§ **Compiti da svolgere**
**1)** Nell'articolo sulla protesta a Bergen, in quali modi si sono mossi i manifestanti che hanno occupato strada e porto? Elencali tutti.
**2)** Secondo l'articolo sulla protesta a Bergen, quanti attivisti hanno bloccato l'accesso alla raffineria?
**3)** Prosegui l'articolo sulla protesta a Bergen a partire dalla sua ultima frase.

§ **Pagina**
____________________

Greta Thunberg sbarca in Norvegia per insegnare ai petrolieri cosa significa perdere tempo
Greta Thunberg guida una protesta di massa contro la più grande raffineria norvegese, sfidando l’industria petrolifera

Un battaglione di circa 200 attivisti per il clima, capitanati da Greta Thunberg, ha bloccato l’accesso alla più grande raffineria di petrolio della Norvegia. Non parliamo di una semplice protesta: la scena si è svolta a Bergen, lungo la costa sud-occidentale del paese, con manifestanti che hanno occupato strada e porto, tanto a piedi quanto su kayak e barche a vela, impedendo ogni movimento verso l’impianto di Mongstad.

Secondo Thunberg, il messaggio è spalancato: “Non c’è più futuro nel petrolio”. Ovviamente i combustibili fossili sono bollati come portatori unici di morte e devastazione, e i produttori, Norvegia inclusa, sono accusati di avere mani sporche di sangue. Una metafora forte, quanto comoda per chi ignora qualunque complicazione o conseguenza nella transizione ecologica.

Ma come si colloca la protesta in un contesto politico ed economico più ampio? Gli attivisti non intendono fermarsi: la settimana di manifestazioni proseguirà senza sosta, puntando soprattutto a mettere pressione sul governo e sulle istituzioni norvegesi affinché propongano un reale piano di abbandono graduale di petrolio e gas.

____________________

§ **Voci dei dati**
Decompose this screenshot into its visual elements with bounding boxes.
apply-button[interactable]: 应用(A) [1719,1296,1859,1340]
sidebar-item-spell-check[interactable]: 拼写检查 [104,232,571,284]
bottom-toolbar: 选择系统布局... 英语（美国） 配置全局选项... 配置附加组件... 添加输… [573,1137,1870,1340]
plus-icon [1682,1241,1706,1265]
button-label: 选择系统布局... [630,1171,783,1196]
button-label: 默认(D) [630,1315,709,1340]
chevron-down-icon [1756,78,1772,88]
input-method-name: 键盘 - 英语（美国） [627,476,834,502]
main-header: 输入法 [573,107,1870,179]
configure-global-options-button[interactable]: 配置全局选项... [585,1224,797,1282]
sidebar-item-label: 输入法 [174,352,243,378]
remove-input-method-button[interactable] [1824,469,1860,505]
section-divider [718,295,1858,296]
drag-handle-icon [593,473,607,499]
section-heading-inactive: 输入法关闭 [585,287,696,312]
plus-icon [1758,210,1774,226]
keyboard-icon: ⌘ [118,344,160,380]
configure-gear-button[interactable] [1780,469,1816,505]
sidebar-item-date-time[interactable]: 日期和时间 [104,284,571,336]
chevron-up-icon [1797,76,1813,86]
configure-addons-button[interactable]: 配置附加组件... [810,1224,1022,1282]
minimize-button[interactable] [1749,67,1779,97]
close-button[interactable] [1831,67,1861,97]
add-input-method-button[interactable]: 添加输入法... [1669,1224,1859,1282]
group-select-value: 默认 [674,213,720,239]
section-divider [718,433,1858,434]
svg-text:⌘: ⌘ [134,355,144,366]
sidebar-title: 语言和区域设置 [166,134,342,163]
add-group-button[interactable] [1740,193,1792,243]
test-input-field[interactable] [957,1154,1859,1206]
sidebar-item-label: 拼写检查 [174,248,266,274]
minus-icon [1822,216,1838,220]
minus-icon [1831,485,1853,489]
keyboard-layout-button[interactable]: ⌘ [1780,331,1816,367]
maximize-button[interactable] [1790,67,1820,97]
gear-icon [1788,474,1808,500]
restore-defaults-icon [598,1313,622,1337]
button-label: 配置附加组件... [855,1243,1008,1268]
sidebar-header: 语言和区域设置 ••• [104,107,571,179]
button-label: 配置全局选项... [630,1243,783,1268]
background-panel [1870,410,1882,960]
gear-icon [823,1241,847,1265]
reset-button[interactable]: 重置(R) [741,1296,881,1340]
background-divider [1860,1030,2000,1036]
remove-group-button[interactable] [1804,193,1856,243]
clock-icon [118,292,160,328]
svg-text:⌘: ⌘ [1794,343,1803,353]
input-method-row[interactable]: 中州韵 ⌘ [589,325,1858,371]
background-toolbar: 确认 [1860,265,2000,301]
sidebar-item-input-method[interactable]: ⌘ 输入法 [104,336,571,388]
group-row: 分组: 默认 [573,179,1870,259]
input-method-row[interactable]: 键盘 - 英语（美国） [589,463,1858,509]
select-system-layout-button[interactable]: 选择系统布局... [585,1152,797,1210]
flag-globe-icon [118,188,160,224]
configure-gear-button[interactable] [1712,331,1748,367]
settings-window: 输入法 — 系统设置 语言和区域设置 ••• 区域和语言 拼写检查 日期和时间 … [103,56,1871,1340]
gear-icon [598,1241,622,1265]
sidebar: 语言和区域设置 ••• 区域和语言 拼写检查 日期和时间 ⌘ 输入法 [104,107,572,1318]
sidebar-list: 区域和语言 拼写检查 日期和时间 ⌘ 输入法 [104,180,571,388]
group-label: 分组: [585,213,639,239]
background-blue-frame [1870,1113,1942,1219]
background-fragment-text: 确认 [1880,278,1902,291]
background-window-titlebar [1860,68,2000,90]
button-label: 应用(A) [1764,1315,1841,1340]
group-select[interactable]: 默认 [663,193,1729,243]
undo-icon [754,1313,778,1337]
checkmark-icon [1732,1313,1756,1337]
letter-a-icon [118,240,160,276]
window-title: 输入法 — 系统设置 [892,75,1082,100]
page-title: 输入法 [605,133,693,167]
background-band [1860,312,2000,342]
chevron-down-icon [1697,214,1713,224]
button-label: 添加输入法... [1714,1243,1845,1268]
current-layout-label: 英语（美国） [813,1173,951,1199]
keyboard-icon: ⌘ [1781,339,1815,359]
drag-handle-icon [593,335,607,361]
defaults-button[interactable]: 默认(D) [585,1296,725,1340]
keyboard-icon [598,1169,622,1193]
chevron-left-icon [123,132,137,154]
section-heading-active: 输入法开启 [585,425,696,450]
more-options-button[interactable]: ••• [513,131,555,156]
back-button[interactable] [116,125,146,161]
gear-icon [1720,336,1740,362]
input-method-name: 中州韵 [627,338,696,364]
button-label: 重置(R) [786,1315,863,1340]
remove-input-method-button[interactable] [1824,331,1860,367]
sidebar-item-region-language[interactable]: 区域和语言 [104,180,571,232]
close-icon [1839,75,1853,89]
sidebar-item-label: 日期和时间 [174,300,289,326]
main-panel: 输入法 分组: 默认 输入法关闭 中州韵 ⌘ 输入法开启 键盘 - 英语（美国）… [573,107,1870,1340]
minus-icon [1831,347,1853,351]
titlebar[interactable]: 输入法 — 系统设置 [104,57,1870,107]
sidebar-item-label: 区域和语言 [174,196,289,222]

____________________

§ **Risultati dei compiti**
**1)**
- A piedi
- Su kayak
- Su barche a vela

**2)** Circa 200.

**3)**
La raffineria di Mongstad, infatti, è di proprietà di Equinor, il colosso petrolifero statale norvegese che gestisce la maggioranza del settore energetico nazionale. E i numeri sono eloquenti: la Norvegia si conferma il primo produttore di petrolio e gas in Europa occidentale, un ruolo che viene regolarmente stroncato dagli ambientalisti ma difeso a testa alta da Oslo. Secondo il governo norvegese, questa industria non solo genera centinaia di migliaia di posti di lavoro, ma sviluppa competenze tecnologiche di eccellenza.

Non solo, la narrazione ufficiale ribadisce che chiudere bruscamente questa industria significherebbe mettere a rischio la stabilità delle forniture energetiche in tutta Europa. Un dettaglio che la protesta benigna sembra omettere, preferendo la poesia rabbiosa all’analisi pragmatica.

Equinor, da parte sua, non sembra intenzionata a cedere alla retorica ambientalista: l’azienda ha dichiarato che manterrà la produzione di petrolio a livelli stabili, intorno a 1,2 milioni di barili al giorno fino al 2035. Prevede inoltre di estrarre 40 miliardi di metri cubi di gas all’anno entro la stessa data, un colpo decisivo agli entusiasmi di chi spera in un rapido declino dei fossili.